*Given exercise*. Output the data that follows exactly, line for line.

***

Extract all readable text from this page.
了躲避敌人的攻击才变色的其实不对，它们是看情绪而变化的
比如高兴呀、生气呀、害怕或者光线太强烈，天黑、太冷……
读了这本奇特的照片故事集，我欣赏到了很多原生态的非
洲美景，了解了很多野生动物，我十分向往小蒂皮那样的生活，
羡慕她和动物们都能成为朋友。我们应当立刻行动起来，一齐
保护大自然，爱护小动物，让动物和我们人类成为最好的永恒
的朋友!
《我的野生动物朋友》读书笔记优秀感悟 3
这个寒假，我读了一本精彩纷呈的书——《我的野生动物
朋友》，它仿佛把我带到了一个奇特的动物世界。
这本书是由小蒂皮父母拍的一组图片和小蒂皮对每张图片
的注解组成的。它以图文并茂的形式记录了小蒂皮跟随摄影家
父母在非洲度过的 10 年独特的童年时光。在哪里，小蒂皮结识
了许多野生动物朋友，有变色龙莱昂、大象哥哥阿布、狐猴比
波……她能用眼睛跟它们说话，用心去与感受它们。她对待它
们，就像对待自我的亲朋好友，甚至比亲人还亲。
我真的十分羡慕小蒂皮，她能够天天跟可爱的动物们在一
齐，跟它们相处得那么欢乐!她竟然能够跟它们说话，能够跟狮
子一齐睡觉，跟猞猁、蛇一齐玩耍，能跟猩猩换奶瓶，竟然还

***

*Answer to the task*.
Extract all readable text from this page.
了躲避敌人的攻击才变色的其实不对，它们是看情绪而变化的
比如高兴呀、生气呀、害怕或者光线太强烈，天黑、太冷……
读了这本奇特的照片故事集，我欣赏到了很多原生态的非
洲美景，了解了很多野生动物，我十分向往小蒂皮那样的生活，
羡慕她和动物们都能成为朋友。我们应当立刻行动起来，一齐
保护大自然，爱护小动物，让动物和我们人类成为最好的永恒
的朋友!
《我的野生动物朋友》读书笔记优秀感悟 3
这个寒假，我读了一本精彩纷呈的书——《我的野生动物
朋友》，它仿佛把我带到了一个奇特的动物世界。
这本书是由小蒂皮父母拍的一组图片和小蒂皮对每张图片
的注解组成的。它以图文并茂的形式记录了小蒂皮跟随摄影家
父母在非洲度过的 10 年独特的童年时光。在哪里，小蒂皮结识
了许多野生动物朋友，有变色龙莱昂、大象哥哥阿布、狐猴比
波……她能用眼睛跟它们说话，用心去与感受它们。她对待它
们，就像对待自我的亲朋好友，甚至比亲人还亲。
我真的十分羡慕小蒂皮，她能够天天跟可爱的动物们在一
齐，跟它们相处得那么欢乐!她竟然能够跟它们说话，能够跟狮
子一齐睡觉，跟猞猁、蛇一齐玩耍，能跟猩猩换奶瓶，竟然还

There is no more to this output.